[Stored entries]
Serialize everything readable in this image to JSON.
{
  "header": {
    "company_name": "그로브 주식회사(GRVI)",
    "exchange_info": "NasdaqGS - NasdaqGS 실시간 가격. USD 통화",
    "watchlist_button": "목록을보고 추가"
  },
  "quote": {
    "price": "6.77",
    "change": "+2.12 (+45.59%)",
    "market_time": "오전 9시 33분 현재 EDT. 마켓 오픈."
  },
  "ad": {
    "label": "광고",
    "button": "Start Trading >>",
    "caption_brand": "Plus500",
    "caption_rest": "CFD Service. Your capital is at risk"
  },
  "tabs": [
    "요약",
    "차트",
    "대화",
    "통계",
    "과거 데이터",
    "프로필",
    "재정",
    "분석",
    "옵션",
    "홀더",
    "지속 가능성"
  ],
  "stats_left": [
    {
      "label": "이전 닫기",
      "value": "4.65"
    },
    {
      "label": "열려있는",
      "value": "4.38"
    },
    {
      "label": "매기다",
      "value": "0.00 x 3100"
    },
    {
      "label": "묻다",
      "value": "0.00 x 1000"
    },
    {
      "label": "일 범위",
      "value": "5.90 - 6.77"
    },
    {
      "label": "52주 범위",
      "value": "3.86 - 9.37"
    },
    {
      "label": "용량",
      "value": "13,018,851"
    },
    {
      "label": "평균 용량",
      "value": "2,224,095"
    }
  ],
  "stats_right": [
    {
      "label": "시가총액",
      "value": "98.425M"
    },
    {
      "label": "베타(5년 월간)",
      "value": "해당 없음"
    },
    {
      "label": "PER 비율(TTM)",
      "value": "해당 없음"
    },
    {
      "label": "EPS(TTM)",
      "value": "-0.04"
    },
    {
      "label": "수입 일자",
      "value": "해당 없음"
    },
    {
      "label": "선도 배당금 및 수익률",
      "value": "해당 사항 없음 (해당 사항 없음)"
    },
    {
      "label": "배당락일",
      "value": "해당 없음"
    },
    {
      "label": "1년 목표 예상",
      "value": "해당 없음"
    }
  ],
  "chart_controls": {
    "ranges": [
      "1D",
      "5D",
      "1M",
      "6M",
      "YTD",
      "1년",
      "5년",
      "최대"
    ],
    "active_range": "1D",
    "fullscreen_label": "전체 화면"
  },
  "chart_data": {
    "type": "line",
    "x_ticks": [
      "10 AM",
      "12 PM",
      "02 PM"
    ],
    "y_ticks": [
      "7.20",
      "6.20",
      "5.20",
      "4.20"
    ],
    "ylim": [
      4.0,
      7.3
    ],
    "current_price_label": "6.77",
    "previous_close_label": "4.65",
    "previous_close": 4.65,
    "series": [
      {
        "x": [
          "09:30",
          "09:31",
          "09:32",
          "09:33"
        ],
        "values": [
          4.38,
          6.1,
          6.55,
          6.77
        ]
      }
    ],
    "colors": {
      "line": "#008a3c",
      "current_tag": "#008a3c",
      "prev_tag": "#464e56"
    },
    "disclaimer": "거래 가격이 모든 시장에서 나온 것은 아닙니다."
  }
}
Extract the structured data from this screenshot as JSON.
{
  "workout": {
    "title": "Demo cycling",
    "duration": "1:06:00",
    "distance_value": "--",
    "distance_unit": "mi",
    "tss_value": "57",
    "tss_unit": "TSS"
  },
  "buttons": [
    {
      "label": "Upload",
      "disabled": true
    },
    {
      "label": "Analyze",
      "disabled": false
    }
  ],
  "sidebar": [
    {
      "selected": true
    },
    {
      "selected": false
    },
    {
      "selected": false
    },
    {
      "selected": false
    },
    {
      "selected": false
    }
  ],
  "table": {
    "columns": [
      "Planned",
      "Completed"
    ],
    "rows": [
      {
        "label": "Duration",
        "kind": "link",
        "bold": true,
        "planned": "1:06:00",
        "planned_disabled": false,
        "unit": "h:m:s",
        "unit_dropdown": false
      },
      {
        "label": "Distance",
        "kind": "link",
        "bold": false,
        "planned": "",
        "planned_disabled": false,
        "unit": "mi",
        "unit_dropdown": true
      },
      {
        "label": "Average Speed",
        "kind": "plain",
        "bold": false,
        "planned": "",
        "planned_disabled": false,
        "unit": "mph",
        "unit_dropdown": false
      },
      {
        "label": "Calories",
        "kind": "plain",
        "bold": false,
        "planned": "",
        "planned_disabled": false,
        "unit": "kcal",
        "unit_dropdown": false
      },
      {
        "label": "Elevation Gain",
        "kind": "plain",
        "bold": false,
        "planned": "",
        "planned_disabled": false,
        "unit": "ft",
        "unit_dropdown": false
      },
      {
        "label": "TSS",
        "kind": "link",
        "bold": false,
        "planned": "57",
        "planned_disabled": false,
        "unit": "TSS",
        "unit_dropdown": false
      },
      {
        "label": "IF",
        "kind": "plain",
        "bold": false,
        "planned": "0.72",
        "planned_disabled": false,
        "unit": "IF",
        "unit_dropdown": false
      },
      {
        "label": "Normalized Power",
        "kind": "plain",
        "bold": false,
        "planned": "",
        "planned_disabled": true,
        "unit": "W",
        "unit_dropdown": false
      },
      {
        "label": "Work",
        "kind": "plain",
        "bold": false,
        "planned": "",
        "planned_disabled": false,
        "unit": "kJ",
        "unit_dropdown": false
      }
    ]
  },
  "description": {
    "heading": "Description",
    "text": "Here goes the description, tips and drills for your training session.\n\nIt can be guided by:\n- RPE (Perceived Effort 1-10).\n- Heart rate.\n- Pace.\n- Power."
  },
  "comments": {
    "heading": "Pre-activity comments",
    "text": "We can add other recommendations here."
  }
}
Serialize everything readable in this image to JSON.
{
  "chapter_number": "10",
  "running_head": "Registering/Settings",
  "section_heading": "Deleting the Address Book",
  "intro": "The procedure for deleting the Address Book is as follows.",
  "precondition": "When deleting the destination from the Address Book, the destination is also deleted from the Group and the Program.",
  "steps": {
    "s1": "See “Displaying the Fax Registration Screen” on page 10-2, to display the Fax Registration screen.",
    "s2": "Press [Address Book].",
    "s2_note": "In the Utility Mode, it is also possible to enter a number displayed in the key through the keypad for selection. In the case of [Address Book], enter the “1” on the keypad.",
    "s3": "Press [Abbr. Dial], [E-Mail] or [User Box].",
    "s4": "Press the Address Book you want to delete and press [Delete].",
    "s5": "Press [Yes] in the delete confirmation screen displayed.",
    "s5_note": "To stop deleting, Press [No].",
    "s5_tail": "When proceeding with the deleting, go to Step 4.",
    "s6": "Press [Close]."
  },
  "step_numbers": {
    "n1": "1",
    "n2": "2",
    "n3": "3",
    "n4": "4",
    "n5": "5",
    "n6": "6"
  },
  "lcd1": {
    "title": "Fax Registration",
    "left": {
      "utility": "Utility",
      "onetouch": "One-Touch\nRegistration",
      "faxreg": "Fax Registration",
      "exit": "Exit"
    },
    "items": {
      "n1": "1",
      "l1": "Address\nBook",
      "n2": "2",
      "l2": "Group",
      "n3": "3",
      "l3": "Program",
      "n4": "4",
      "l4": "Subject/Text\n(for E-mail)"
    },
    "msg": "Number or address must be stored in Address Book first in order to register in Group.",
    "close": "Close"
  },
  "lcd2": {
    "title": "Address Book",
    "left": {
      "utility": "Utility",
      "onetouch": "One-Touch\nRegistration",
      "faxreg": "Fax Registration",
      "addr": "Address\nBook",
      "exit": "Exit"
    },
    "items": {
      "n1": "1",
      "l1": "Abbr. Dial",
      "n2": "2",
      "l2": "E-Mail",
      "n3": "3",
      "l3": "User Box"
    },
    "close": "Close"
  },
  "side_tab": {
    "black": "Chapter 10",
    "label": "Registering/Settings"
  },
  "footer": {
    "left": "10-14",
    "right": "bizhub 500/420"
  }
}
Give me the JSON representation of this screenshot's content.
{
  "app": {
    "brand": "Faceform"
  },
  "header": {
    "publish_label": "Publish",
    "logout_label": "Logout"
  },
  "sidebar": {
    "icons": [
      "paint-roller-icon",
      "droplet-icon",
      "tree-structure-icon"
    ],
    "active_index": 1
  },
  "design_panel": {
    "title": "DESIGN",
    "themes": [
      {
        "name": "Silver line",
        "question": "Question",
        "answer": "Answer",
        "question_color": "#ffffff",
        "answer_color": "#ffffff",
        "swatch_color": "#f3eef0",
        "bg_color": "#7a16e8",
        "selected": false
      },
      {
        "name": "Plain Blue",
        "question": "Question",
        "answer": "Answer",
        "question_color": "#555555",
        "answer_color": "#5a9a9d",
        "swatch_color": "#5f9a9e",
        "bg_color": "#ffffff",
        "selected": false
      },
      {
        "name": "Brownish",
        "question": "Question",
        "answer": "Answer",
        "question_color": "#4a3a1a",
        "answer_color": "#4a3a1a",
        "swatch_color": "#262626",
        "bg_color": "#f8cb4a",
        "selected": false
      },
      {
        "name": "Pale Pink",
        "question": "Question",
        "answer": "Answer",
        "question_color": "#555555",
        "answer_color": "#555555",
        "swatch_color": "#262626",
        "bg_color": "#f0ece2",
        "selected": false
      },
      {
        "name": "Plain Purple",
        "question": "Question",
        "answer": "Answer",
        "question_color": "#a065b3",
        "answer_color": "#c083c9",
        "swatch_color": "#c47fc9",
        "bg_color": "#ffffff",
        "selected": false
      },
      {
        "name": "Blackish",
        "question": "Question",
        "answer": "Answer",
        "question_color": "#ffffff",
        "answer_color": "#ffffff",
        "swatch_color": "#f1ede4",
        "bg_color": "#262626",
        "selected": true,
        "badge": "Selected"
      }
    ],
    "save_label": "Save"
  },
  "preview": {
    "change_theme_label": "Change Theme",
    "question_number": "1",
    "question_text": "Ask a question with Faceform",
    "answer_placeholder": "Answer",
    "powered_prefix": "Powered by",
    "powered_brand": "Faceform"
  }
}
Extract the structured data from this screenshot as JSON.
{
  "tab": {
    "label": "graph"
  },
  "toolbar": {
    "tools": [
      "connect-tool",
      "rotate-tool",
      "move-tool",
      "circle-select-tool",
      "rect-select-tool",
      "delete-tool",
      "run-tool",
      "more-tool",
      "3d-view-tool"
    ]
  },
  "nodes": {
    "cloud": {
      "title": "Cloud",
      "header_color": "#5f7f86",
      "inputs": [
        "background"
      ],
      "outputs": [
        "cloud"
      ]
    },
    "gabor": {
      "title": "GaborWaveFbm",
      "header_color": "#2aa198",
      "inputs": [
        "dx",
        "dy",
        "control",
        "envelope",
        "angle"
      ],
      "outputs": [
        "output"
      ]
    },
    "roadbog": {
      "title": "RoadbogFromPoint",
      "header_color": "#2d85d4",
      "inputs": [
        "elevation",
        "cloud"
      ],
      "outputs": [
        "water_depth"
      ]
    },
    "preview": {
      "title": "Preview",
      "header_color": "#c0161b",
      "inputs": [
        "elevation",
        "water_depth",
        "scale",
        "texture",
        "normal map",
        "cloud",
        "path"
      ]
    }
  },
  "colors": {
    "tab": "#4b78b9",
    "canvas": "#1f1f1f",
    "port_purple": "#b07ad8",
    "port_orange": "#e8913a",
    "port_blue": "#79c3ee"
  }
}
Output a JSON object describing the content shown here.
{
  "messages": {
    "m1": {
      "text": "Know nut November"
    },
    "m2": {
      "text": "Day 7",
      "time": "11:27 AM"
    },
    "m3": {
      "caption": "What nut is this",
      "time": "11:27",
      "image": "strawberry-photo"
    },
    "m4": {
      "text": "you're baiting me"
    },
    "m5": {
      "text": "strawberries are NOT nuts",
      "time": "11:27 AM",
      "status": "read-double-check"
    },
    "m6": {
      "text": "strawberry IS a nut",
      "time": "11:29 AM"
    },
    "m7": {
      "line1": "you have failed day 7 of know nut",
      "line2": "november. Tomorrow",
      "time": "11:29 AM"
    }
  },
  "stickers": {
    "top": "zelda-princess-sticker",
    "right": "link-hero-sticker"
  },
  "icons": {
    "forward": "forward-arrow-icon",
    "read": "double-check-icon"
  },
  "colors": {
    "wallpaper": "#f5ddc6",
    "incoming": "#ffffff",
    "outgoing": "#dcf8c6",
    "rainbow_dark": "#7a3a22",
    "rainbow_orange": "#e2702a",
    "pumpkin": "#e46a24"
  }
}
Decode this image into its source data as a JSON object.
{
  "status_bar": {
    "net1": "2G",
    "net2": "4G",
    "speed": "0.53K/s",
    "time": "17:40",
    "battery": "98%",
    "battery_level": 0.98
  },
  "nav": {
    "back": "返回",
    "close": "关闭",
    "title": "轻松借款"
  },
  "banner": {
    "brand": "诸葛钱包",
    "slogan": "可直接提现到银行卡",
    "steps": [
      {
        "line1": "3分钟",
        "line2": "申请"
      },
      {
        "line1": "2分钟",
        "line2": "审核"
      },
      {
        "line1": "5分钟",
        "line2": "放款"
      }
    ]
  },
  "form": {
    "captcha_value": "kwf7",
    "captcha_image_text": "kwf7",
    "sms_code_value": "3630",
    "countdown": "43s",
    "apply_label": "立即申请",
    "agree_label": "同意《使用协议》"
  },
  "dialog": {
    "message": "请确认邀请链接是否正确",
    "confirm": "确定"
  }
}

**Objective:** Report the number of lines above containing the word "strawberry", with no other text.

**Completed exercise:** 2